Begin Records to process

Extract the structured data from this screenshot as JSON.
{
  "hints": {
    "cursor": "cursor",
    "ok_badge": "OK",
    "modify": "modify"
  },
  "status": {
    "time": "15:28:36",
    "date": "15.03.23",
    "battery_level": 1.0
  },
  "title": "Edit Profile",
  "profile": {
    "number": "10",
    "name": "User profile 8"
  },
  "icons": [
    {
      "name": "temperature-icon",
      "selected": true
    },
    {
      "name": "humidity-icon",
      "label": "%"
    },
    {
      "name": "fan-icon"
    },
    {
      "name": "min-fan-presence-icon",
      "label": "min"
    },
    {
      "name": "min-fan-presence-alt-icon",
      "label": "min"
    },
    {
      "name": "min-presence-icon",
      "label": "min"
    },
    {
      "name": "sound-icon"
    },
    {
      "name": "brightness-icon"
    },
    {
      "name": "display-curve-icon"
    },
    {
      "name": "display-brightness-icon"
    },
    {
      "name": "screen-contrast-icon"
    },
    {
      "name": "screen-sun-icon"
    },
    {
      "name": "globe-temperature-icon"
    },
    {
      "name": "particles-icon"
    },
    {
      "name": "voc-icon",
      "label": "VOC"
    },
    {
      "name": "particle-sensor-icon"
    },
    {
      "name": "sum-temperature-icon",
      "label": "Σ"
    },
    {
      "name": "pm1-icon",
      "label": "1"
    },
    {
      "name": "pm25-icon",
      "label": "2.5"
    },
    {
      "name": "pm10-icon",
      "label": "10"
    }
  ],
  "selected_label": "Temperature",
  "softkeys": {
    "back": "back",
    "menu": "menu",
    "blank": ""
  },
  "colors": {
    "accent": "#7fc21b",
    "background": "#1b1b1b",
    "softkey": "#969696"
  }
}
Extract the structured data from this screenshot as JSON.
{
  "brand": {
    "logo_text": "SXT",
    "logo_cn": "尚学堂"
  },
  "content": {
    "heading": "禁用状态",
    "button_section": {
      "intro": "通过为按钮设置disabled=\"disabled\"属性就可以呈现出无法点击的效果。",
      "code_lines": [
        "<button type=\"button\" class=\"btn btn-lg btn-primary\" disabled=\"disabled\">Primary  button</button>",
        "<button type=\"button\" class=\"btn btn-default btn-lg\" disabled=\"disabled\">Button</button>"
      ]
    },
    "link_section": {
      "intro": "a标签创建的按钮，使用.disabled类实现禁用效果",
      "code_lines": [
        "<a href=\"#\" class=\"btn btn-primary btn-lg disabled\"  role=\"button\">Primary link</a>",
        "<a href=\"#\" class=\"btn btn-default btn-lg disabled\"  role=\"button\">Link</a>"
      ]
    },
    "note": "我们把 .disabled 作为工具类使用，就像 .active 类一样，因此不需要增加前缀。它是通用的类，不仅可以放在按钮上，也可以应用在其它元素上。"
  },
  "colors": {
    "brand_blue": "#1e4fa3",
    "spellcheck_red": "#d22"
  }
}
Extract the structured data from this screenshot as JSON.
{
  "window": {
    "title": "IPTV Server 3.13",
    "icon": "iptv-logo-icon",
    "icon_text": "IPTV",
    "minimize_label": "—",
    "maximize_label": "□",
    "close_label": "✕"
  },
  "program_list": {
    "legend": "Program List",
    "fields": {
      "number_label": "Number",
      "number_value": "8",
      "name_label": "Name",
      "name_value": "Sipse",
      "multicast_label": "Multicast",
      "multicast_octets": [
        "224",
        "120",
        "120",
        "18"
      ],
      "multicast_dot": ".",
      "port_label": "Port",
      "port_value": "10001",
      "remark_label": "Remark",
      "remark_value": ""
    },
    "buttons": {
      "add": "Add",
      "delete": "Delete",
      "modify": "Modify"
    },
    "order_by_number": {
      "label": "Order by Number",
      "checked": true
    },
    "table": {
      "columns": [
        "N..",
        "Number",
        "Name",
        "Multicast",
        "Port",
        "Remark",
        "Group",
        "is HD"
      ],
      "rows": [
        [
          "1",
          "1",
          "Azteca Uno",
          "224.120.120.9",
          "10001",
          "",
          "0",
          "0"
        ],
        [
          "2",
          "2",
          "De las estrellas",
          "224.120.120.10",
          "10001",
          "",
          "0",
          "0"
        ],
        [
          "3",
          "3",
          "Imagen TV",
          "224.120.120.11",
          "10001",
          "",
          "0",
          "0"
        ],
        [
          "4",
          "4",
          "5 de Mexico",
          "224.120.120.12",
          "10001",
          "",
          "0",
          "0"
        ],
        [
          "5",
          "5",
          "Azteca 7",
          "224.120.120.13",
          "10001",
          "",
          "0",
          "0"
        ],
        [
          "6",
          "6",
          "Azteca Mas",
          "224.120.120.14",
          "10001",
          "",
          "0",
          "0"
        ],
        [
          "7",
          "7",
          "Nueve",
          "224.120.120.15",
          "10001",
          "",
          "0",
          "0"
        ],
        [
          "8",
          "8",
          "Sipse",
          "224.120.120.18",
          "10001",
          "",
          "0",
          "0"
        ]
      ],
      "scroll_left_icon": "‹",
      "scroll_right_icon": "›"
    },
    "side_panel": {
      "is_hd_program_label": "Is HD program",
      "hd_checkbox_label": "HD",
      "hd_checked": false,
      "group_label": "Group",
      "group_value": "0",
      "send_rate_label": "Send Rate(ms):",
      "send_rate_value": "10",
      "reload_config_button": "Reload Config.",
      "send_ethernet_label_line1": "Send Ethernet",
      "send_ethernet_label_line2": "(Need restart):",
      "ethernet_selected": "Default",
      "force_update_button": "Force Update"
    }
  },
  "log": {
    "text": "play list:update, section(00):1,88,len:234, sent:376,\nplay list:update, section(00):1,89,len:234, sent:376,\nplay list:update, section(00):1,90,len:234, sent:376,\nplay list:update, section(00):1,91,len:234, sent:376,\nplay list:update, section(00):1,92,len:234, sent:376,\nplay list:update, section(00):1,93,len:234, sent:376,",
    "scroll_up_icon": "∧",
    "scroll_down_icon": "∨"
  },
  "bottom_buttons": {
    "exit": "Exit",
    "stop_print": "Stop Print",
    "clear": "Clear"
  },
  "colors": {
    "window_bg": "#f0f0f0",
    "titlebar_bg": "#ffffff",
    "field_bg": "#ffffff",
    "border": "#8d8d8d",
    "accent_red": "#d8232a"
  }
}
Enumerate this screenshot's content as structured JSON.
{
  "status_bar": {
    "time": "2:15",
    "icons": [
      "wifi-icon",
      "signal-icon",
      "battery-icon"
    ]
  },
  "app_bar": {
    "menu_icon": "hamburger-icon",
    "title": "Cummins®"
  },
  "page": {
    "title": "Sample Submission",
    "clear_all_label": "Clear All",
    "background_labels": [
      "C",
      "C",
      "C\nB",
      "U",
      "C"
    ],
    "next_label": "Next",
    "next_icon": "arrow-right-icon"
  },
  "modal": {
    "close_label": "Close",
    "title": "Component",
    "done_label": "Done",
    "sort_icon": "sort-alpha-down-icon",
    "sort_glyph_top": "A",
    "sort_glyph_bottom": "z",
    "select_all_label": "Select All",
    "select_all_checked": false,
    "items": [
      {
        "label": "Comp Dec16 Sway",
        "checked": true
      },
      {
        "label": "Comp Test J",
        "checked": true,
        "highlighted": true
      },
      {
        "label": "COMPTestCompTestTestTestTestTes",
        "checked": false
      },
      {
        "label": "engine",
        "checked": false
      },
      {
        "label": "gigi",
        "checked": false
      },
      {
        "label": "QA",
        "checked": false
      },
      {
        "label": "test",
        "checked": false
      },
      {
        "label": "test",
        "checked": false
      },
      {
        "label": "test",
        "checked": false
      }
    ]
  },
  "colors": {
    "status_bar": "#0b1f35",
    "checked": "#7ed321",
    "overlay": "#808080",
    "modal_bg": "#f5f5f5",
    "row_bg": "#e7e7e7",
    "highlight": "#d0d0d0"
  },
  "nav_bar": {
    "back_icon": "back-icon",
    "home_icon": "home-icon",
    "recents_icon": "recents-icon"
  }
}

End Records to process

Quote only the lines from the line containing "Enumerate this screenshot's" through the end of the listing, please, keeping both the first and the last line.

**Finished answer:**
Enumerate this screenshot's content as structured JSON.
{
  "status_bar": {
    "time": "2:15",
    "icons": [
      "wifi-icon",
      "signal-icon",
      "battery-icon"
    ]
  },
  "app_bar": {
    "menu_icon": "hamburger-icon",
    "title": "Cummins®"
  },
  "page": {
    "title": "Sample Submission",
    "clear_all_label": "Clear All",
    "background_labels": [
      "C",
      "C",
      "C\nB",
      "U",
      "C"
    ],
    "next_label": "Next",
    "next_icon": "arrow-right-icon"
  },
  "modal": {
    "close_label": "Close",
    "title": "Component",
    "done_label": "Done",
    "sort_icon": "sort-alpha-down-icon",
    "sort_glyph_top": "A",
    "sort_glyph_bottom": "z",
    "select_all_label": "Select All",
    "select_all_checked": false,
    "items": [
      {
        "label": "Comp Dec16 Sway",
        "checked": true
      },
      {
        "label": "Comp Test J",
        "checked": true,
        "highlighted": true
      },
      {
        "label": "COMPTestCompTestTestTestTestTes",
        "checked": false
      },
      {
        "label": "engine",
        "checked": false
      },
      {
        "label": "gigi",
        "checked": false
      },
      {
        "label": "QA",
        "checked": false
      },
      {
        "label": "test",
        "checked": false
      },
      {
        "label": "test",
        "checked": false
      },
      {
        "label": "test",
        "checked": false
      }
    ]
  },
  "colors": {
    "status_bar": "#0b1f35",
    "checked": "#7ed321",
    "overlay": "#808080",
    "modal_bg": "#f5f5f5",
    "row_bg": "#e7e7e7",
    "highlight": "#d0d0d0"
  },
  "nav_bar": {
    "back_icon": "back-icon",
    "home_icon": "home-icon",
    "recents_icon": "recents-icon"
  }
}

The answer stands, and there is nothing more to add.